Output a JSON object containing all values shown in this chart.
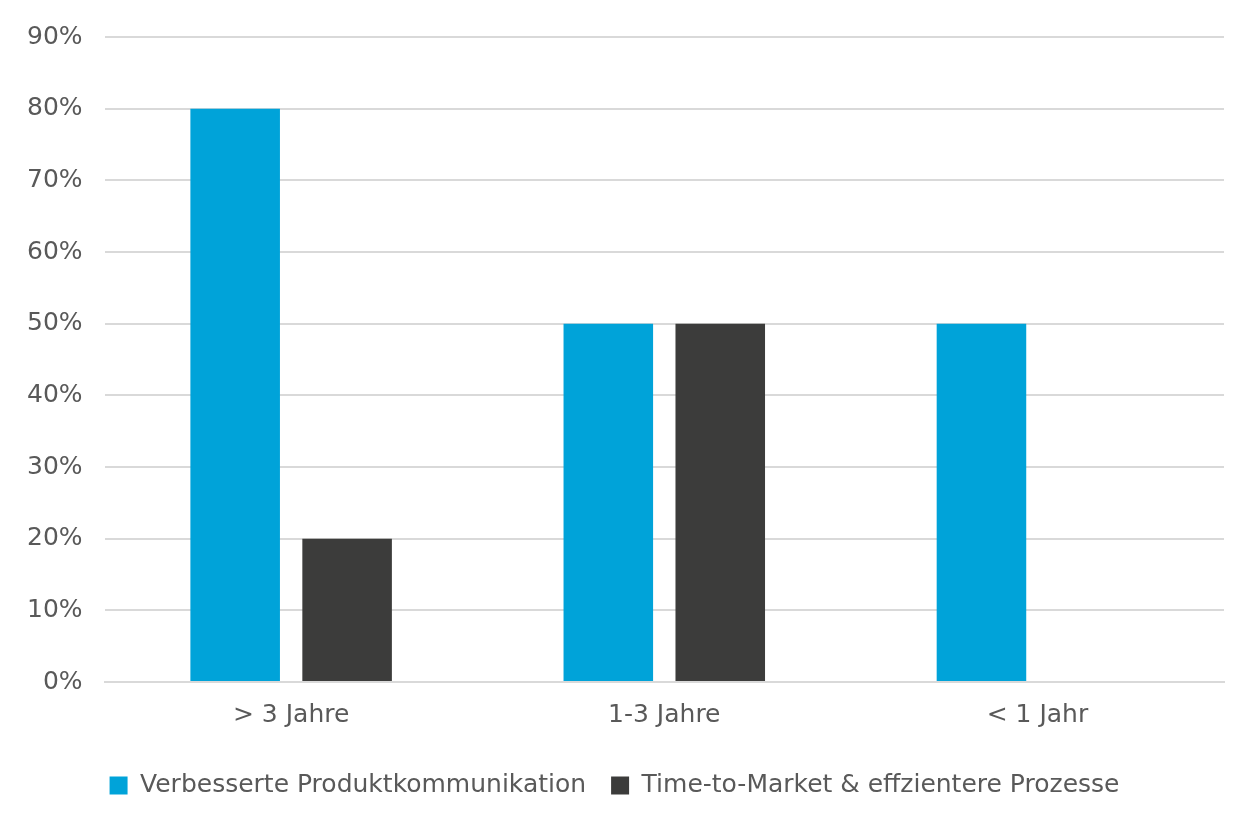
{
  "chart_data": {
    "type": "bar",
    "categories": [
      "> 3 Jahre",
      "1-3 Jahre",
      "< 1 Jahr"
    ],
    "series": [
      {
        "name": "Verbesserte Produktkommunikation",
        "color": "#00a3d9",
        "values": [
          80,
          50,
          50
        ]
      },
      {
        "name": "Time-to-Market & effzientere Prozesse",
        "color": "#3c3c3b",
        "values": [
          20,
          50,
          0
        ]
      }
    ],
    "ylim": [
      0,
      90
    ],
    "yticks": [
      {
        "value": 0,
        "label": "0%"
      },
      {
        "value": 10,
        "label": "10%"
      },
      {
        "value": 20,
        "label": "20%"
      },
      {
        "value": 30,
        "label": "30%"
      },
      {
        "value": 40,
        "label": "40%"
      },
      {
        "value": 50,
        "label": "50%"
      },
      {
        "value": 60,
        "label": "60%"
      },
      {
        "value": 70,
        "label": "70%"
      },
      {
        "value": 80,
        "label": "80%"
      },
      {
        "value": 90,
        "label": "90%"
      }
    ],
    "grid": "y",
    "legend": "bottom"
  }
}
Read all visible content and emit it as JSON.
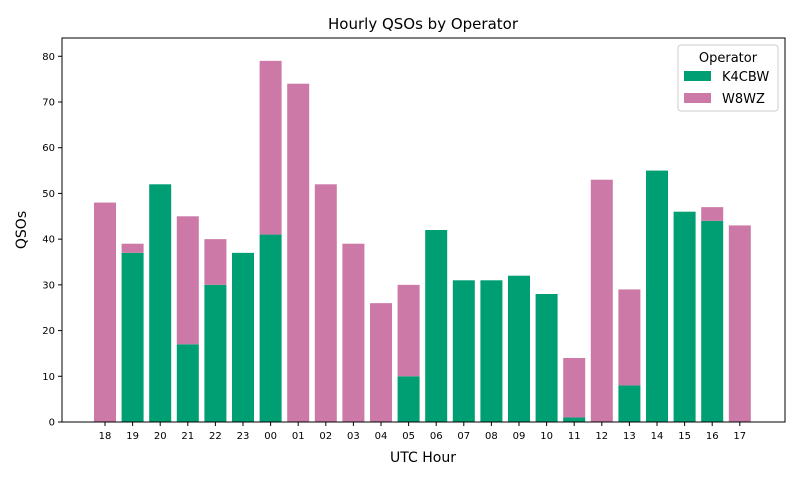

───

What you have to do: Retype the records exactly. Any image in them should not appear in what you write.

Complete output:
Output a JSON object containing all values shown in this chart.
{
  "chart_data": {
    "type": "bar",
    "categories": [
      "> 3 Jahre",
      "1-3 Jahre",
      "< 1 Jahr"
    ],
    "series": [
      {
        "name": "Verbesserte Produktkommunikation",
        "color": "#00a3d9",
        "values": [
          80,
          50,
          50
        ]
      },
      {
        "name": "Time-to-Market & effzientere Prozesse",
        "color": "#3c3c3b",
        "values": [
          20,
          50,
          0
        ]
      }
    ],
    "ylim": [
      0,
      90
    ],
    "yticks": [
      {
        "value": 0,
        "label": "0%"
      },
      {
        "value": 10,
        "label": "10%"
      },
      {
        "value": 20,
        "label": "20%"
      },
      {
        "value": 30,
        "label": "30%"
      },
      {
        "value": 40,
        "label": "40%"
      },
      {
        "value": 50,
        "label": "50%"
      },
      {
        "value": 60,
        "label": "60%"
      },
      {
        "value": 70,
        "label": "70%"
      },
      {
        "value": 80,
        "label": "80%"
      },
      {
        "value": 90,
        "label": "90%"
      }
    ],
    "grid": "y",
    "legend": "bottom"
  }
}
Read all visible content and emit it as JSON.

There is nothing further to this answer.